_CHALLENGE_
Present the data once more in exactly its original form.

+ + + + + + +

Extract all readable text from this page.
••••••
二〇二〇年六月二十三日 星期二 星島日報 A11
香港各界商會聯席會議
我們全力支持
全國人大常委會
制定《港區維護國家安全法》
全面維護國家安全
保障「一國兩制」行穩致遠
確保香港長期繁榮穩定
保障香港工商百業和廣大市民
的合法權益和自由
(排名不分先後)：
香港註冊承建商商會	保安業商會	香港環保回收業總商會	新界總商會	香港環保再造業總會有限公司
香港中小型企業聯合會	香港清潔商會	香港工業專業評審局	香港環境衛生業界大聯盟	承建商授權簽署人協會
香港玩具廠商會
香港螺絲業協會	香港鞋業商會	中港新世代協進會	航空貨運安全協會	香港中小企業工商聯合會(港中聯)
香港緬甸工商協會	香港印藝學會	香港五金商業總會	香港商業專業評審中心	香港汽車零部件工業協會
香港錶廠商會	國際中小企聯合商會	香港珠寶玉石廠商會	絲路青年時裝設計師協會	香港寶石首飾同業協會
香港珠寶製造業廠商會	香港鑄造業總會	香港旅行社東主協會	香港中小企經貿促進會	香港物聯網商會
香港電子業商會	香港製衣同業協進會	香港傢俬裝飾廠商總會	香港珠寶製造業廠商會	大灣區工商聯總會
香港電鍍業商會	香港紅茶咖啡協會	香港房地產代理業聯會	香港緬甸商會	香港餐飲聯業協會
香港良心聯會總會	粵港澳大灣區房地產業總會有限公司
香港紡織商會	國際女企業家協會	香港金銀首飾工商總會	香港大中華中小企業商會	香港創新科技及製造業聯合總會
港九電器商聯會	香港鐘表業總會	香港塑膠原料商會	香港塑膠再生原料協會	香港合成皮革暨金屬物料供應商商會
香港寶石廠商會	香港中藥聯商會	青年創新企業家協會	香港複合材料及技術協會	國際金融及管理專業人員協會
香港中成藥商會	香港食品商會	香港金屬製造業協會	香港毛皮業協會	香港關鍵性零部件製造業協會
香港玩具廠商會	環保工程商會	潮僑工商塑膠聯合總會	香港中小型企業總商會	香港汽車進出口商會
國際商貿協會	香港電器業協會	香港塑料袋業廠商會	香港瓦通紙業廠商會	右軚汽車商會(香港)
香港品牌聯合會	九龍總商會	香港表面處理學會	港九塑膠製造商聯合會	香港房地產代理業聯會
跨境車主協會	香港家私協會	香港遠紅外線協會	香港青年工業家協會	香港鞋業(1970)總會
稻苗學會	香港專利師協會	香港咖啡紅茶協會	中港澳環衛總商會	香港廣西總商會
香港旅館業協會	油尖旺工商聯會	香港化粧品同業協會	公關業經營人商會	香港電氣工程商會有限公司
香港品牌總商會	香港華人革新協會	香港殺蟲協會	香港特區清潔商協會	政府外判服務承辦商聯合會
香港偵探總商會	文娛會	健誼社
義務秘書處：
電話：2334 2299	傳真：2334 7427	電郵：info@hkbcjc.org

+ + + + + + +

_ANSWER FOR THIS EXERCISE_
Extract all readable text from this page.
••••••
二〇二〇年六月二十三日 星期二 星島日報 A11
香港各界商會聯席會議
我們全力支持
全國人大常委會
制定《港區維護國家安全法》
全面維護國家安全
保障「一國兩制」行穩致遠
確保香港長期繁榮穩定
保障香港工商百業和廣大市民
的合法權益和自由
(排名不分先後)：
香港註冊承建商商會	保安業商會	香港環保回收業總商會	新界總商會	香港環保再造業總會有限公司
香港中小型企業聯合會	香港清潔商會	香港工業專業評審局	香港環境衛生業界大聯盟	承建商授權簽署人協會
香港玩具廠商會
香港螺絲業協會	香港鞋業商會	中港新世代協進會	航空貨運安全協會	香港中小企業工商聯合會(港中聯)
香港緬甸工商協會	香港印藝學會	香港五金商業總會	香港商業專業評審中心	香港汽車零部件工業協會
香港錶廠商會	國際中小企聯合商會	香港珠寶玉石廠商會	絲路青年時裝設計師協會	香港寶石首飾同業協會
香港珠寶製造業廠商會	香港鑄造業總會	香港旅行社東主協會	香港中小企經貿促進會	香港物聯網商會
香港電子業商會	香港製衣同業協進會	香港傢俬裝飾廠商總會	香港珠寶製造業廠商會	大灣區工商聯總會
香港電鍍業商會	香港紅茶咖啡協會	香港房地產代理業聯會	香港緬甸商會	香港餐飲聯業協會
香港良心聯會總會	粵港澳大灣區房地產業總會有限公司
香港紡織商會	國際女企業家協會	香港金銀首飾工商總會	香港大中華中小企業商會	香港創新科技及製造業聯合總會
港九電器商聯會	香港鐘表業總會	香港塑膠原料商會	香港塑膠再生原料協會	香港合成皮革暨金屬物料供應商商會
香港寶石廠商會	香港中藥聯商會	青年創新企業家協會	香港複合材料及技術協會	國際金融及管理專業人員協會
香港中成藥商會	香港食品商會	香港金屬製造業協會	香港毛皮業協會	香港關鍵性零部件製造業協會
香港玩具廠商會	環保工程商會	潮僑工商塑膠聯合總會	香港中小型企業總商會	香港汽車進出口商會
國際商貿協會	香港電器業協會	香港塑料袋業廠商會	香港瓦通紙業廠商會	右軚汽車商會(香港)
香港品牌聯合會	九龍總商會	香港表面處理學會	港九塑膠製造商聯合會	香港房地產代理業聯會
跨境車主協會	香港家私協會	香港遠紅外線協會	香港青年工業家協會	香港鞋業(1970)總會
稻苗學會	香港專利師協會	香港咖啡紅茶協會	中港澳環衛總商會	香港廣西總商會
香港旅館業協會	油尖旺工商聯會	香港化粧品同業協會	公關業經營人商會	香港電氣工程商會有限公司
香港品牌總商會	香港華人革新協會	香港殺蟲協會	香港特區清潔商協會	政府外判服務承辦商聯合會
香港偵探總商會	文娛會	健誼社
義務秘書處：
電話：2334 2299	傳真：2334 7427	電郵：info@hkbcjc.org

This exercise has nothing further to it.